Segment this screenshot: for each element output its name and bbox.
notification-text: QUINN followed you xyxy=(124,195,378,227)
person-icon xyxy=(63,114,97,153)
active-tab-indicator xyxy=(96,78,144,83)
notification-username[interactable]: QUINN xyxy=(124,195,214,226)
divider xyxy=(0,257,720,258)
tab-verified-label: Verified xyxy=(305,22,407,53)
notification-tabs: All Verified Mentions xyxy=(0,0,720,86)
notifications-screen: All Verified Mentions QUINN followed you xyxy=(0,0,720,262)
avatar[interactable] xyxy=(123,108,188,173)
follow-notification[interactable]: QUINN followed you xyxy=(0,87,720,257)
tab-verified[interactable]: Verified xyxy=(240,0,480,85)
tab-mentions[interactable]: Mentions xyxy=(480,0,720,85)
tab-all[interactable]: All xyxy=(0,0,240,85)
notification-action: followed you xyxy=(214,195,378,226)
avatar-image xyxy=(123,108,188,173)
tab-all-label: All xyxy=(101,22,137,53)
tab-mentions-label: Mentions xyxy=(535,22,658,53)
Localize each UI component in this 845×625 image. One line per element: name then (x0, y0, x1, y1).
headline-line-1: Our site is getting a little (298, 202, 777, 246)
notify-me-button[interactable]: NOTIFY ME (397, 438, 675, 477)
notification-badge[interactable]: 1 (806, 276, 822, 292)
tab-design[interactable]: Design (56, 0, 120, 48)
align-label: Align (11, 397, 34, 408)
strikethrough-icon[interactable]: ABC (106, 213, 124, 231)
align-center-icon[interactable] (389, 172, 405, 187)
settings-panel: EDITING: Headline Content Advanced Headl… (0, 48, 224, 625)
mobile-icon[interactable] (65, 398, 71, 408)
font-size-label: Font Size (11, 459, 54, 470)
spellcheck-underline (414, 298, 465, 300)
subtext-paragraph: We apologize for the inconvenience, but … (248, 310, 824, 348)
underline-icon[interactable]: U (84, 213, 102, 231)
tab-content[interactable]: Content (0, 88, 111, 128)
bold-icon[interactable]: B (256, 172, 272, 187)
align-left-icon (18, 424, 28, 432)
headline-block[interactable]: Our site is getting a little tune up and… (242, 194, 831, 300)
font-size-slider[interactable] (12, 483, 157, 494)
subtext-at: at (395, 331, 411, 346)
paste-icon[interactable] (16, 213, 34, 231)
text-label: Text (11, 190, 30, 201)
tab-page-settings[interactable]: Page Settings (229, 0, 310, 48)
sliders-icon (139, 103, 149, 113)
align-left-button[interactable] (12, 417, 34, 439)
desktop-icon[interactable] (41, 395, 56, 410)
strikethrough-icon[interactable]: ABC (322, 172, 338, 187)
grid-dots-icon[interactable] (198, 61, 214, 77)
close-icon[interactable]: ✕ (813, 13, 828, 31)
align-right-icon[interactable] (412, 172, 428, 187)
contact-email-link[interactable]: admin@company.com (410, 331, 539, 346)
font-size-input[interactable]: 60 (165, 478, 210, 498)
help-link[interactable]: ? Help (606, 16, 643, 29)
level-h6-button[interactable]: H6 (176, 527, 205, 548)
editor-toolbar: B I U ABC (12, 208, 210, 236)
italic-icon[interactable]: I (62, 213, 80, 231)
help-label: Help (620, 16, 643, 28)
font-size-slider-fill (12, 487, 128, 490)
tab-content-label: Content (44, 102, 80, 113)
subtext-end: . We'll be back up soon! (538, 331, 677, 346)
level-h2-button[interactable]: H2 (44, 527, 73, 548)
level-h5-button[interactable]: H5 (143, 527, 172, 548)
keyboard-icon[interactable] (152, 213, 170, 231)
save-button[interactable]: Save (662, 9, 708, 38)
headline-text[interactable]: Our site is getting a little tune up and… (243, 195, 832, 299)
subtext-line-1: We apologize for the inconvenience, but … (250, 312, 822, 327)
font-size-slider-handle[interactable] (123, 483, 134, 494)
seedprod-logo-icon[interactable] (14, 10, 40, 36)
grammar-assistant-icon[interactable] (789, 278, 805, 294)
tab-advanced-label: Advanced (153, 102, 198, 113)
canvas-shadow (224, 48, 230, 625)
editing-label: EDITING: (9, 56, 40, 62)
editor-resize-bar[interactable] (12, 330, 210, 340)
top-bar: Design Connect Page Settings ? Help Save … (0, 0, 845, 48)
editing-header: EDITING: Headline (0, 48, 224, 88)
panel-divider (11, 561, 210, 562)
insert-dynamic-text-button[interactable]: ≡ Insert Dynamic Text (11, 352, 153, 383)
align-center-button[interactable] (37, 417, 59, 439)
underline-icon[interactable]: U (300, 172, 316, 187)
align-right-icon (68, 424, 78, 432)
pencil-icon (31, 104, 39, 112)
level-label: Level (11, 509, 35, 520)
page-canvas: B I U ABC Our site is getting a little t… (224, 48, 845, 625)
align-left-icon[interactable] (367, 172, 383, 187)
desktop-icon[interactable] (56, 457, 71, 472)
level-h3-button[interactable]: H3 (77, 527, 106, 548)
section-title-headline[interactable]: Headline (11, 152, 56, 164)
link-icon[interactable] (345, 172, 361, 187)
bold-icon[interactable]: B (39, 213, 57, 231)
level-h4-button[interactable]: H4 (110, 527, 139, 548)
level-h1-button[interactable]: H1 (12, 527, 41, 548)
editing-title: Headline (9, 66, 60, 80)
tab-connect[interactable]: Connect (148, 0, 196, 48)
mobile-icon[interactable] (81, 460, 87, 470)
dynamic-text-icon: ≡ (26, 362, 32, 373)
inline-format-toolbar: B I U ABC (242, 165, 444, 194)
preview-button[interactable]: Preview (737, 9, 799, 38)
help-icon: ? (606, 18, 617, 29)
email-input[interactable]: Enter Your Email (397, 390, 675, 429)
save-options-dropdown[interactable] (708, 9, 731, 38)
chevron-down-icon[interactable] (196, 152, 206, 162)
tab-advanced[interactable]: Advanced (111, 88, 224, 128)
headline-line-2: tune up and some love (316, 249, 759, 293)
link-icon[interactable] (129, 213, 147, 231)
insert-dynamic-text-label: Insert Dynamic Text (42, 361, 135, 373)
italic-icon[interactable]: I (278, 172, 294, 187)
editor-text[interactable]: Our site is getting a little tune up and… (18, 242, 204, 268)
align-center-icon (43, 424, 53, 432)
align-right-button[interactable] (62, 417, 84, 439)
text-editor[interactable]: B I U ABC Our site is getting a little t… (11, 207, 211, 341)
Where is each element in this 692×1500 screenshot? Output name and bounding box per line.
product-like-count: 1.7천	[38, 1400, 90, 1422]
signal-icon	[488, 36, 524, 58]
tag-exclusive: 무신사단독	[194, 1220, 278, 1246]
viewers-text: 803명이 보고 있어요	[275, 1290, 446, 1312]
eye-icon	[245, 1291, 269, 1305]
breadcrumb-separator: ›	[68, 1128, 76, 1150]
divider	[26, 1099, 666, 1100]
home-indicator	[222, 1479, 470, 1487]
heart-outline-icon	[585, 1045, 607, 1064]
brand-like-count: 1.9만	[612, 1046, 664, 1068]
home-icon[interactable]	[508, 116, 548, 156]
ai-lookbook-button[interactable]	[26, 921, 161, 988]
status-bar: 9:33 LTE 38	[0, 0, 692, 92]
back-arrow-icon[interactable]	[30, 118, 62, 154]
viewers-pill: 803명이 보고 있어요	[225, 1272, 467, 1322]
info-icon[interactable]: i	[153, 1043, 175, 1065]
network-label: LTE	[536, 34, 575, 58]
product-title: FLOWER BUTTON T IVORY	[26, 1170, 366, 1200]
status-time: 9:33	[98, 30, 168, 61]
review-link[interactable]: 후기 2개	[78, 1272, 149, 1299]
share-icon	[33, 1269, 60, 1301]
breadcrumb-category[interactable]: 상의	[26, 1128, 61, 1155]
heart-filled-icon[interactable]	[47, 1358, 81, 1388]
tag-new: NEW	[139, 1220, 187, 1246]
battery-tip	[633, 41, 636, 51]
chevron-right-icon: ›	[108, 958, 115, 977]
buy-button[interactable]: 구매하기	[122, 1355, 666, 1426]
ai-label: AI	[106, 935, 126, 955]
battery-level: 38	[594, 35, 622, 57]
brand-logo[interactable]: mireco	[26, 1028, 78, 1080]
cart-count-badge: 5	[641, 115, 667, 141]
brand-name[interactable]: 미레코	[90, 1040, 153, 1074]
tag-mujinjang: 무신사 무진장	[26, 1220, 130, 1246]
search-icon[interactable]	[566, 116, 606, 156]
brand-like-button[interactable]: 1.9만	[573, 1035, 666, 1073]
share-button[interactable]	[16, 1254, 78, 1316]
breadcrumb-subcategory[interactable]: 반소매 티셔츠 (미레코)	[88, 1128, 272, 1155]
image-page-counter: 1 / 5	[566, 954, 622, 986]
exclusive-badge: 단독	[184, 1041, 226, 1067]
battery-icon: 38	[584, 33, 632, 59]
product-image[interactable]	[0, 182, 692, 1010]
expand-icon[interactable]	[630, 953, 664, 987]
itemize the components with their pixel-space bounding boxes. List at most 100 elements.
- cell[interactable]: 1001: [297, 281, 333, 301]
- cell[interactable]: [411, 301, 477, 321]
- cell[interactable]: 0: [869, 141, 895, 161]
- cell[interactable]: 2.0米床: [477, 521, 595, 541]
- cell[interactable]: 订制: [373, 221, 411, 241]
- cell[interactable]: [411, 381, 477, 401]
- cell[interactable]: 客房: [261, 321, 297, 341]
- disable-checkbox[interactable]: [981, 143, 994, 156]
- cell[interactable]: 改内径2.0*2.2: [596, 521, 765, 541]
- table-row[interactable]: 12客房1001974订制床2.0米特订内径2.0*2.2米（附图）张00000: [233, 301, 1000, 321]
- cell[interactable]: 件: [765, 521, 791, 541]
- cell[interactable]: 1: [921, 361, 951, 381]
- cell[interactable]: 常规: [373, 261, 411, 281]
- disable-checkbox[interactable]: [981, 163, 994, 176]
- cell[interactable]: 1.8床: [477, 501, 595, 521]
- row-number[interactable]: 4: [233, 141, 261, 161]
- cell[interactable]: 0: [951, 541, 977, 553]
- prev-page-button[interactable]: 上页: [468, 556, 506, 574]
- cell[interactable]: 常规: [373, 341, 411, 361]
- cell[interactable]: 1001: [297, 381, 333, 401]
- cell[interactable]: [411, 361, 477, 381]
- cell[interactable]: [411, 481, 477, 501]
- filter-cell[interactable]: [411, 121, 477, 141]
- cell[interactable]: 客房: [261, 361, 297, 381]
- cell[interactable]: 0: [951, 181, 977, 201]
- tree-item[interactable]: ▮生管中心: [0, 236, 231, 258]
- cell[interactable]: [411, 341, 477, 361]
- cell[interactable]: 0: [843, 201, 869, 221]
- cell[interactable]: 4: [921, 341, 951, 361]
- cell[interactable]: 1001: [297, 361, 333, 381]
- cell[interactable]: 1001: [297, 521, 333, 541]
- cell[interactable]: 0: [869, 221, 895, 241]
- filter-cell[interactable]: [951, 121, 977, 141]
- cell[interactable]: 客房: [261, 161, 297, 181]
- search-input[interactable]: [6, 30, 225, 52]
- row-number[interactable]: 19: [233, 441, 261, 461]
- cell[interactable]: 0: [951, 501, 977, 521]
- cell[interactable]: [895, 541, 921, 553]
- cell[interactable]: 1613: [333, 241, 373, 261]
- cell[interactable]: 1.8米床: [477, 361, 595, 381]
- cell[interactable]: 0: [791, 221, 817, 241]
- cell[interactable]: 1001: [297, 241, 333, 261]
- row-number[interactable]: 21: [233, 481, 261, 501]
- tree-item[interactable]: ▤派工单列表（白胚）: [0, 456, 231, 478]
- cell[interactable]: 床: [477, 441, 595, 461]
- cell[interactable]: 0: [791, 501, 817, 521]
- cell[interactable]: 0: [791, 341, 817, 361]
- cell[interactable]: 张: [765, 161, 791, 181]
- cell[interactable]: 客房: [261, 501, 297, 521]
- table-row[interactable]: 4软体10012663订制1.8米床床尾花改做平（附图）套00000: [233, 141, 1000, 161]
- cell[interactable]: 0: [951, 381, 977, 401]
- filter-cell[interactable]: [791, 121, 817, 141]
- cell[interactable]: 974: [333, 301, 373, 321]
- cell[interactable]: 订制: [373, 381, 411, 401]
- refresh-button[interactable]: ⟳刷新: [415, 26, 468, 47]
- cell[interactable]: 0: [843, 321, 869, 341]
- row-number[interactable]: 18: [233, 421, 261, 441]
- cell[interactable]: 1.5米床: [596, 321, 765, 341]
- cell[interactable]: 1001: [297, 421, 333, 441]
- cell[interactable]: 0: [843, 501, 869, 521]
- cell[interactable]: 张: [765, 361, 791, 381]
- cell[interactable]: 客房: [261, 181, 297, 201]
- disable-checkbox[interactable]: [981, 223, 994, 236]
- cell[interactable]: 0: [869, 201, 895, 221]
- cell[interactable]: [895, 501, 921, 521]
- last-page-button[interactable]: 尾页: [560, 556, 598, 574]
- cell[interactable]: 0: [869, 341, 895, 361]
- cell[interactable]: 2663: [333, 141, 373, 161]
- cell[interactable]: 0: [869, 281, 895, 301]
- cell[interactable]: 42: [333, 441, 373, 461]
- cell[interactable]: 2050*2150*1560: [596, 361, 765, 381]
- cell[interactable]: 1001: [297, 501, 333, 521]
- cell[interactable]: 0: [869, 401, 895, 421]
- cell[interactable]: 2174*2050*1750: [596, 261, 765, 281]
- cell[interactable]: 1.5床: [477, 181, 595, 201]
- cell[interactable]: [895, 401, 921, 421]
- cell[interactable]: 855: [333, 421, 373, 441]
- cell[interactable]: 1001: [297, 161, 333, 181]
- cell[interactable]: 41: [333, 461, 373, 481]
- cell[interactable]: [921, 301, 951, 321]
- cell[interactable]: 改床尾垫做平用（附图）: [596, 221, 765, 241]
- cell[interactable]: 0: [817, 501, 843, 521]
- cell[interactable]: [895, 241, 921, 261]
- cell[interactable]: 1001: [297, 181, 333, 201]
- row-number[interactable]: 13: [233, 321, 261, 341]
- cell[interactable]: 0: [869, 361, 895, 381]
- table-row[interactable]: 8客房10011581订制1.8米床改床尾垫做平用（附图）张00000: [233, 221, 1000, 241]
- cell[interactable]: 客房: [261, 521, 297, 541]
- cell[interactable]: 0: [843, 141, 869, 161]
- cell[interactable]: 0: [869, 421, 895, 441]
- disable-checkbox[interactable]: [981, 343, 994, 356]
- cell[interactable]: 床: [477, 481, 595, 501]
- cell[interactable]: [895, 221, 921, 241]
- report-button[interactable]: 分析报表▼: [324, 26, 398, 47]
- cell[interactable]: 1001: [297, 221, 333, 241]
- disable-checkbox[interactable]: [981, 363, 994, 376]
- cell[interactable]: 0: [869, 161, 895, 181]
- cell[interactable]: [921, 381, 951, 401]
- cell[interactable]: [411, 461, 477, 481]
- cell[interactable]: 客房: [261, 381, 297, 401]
--------
Revise the records from the first line through the line containing "avatar-image xyxy=(123,108,188,173)", changing "divider" to "separator" and keeping everything else the same.

Segment this screenshot: for each element output its name and bbox.
notification-text: QUINN followed you xyxy=(124,195,378,227)
person-icon xyxy=(63,114,97,153)
active-tab-indicator xyxy=(96,78,144,83)
notification-username[interactable]: QUINN xyxy=(124,195,214,226)
separator xyxy=(0,257,720,258)
tab-verified-label: Verified xyxy=(305,22,407,53)
notification-tabs: All Verified Mentions xyxy=(0,0,720,86)
notifications-screen: All Verified Mentions QUINN followed you xyxy=(0,0,720,262)
avatar[interactable] xyxy=(123,108,188,173)
follow-notification[interactable]: QUINN followed you xyxy=(0,87,720,257)
tab-verified[interactable]: Verified xyxy=(240,0,480,85)
tab-mentions[interactable]: Mentions xyxy=(480,0,720,85)
tab-all[interactable]: All xyxy=(0,0,240,85)
notification-action: followed you xyxy=(214,195,378,226)
avatar-image xyxy=(123,108,188,173)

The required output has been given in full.